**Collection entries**
* * * *
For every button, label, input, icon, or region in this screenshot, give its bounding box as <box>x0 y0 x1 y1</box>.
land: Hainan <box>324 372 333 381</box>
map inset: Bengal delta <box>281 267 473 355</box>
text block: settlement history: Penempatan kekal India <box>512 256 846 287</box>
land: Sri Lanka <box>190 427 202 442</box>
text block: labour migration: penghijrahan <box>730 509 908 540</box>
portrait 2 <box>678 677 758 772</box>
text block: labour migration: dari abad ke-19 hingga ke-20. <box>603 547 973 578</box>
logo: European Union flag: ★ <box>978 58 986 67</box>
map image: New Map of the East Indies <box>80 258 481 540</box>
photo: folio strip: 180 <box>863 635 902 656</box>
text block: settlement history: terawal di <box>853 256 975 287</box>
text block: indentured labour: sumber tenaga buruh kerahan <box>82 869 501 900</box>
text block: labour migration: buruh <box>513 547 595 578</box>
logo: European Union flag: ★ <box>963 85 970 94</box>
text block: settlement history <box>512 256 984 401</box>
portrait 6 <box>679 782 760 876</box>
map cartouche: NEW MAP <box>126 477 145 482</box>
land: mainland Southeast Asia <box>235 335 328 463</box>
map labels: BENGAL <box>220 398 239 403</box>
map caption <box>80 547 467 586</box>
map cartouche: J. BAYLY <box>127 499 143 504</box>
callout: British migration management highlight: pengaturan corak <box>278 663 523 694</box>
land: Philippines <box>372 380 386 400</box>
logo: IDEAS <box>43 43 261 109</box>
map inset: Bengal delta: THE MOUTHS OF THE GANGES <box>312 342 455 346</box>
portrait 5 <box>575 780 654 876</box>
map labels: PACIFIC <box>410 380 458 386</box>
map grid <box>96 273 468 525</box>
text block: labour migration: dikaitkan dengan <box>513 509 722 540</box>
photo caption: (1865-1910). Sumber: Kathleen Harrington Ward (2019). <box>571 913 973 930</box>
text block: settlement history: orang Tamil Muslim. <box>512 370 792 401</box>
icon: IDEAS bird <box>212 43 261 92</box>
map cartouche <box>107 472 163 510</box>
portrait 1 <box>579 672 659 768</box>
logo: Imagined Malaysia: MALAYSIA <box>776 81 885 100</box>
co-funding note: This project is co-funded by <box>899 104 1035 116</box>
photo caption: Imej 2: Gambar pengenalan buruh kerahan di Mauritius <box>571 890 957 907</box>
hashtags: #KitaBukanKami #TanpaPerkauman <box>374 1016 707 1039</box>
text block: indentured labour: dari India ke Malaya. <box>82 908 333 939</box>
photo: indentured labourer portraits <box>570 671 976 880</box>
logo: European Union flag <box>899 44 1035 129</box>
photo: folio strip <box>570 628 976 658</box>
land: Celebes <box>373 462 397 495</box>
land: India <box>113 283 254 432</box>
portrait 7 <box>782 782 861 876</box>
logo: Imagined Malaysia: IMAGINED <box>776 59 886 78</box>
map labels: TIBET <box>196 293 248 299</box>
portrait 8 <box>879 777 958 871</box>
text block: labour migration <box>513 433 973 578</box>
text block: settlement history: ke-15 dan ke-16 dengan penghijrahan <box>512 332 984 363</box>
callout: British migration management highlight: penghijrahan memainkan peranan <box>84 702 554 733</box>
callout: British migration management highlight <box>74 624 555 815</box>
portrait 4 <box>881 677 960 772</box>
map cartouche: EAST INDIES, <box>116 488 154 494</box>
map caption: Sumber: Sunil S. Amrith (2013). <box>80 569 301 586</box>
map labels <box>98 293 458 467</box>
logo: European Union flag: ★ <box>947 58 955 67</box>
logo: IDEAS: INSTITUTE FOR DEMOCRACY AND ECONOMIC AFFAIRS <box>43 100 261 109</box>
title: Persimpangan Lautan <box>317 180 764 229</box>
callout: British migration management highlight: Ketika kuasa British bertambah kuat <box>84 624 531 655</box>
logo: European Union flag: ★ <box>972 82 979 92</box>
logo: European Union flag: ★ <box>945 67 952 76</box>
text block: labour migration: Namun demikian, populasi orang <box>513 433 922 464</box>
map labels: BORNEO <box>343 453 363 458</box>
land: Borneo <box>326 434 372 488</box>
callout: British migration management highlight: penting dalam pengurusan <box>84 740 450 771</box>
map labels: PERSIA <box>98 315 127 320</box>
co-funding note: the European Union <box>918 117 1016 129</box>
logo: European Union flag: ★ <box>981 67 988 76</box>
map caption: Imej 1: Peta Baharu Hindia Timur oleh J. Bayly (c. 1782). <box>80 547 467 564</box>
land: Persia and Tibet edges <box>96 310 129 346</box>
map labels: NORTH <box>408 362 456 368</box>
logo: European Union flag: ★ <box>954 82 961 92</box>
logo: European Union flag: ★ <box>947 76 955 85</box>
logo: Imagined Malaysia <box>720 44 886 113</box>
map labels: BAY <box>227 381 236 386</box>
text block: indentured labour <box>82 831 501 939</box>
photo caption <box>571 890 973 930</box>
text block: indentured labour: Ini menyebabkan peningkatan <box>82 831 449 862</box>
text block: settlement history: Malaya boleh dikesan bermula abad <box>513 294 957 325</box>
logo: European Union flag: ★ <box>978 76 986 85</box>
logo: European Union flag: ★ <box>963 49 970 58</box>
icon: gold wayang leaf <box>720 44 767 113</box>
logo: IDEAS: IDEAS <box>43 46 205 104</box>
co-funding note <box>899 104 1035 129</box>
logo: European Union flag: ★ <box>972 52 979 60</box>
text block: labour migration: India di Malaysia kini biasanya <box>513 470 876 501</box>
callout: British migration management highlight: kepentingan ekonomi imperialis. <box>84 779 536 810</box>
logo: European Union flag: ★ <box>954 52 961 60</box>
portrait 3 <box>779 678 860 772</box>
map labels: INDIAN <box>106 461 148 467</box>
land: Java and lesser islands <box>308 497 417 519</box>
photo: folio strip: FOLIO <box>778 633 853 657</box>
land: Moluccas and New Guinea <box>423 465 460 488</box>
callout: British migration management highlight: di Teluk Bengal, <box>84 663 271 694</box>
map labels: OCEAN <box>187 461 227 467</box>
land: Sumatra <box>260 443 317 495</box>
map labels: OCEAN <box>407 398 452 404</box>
* * * *
**INSTRUCTION**
Can you rewrite the records from the first line up to and including the line with "text block: settlement history: terawal", switching every "text block" to "paragraph" and changing nothing else?

**SOLUTION**
For every button, label, input, icon, or region in this screenshot, give its bounding box as <box>x0 y0 x1 y1</box>.
land: Hainan <box>324 372 333 381</box>
map inset: Bengal delta <box>281 267 473 355</box>
paragraph: settlement history: Penempatan kekal India <box>512 256 846 287</box>
land: Sri Lanka <box>190 427 202 442</box>
paragraph: labour migration: penghijrahan <box>730 509 908 540</box>
portrait 2 <box>678 677 758 772</box>
paragraph: labour migration: dari abad ke-19 hingga ke-20. <box>603 547 973 578</box>
logo: European Union flag: ★ <box>978 58 986 67</box>
map image: New Map of the East Indies <box>80 258 481 540</box>
photo: folio strip: 180 <box>863 635 902 656</box>
paragraph: settlement history: terawal di <box>853 256 975 287</box>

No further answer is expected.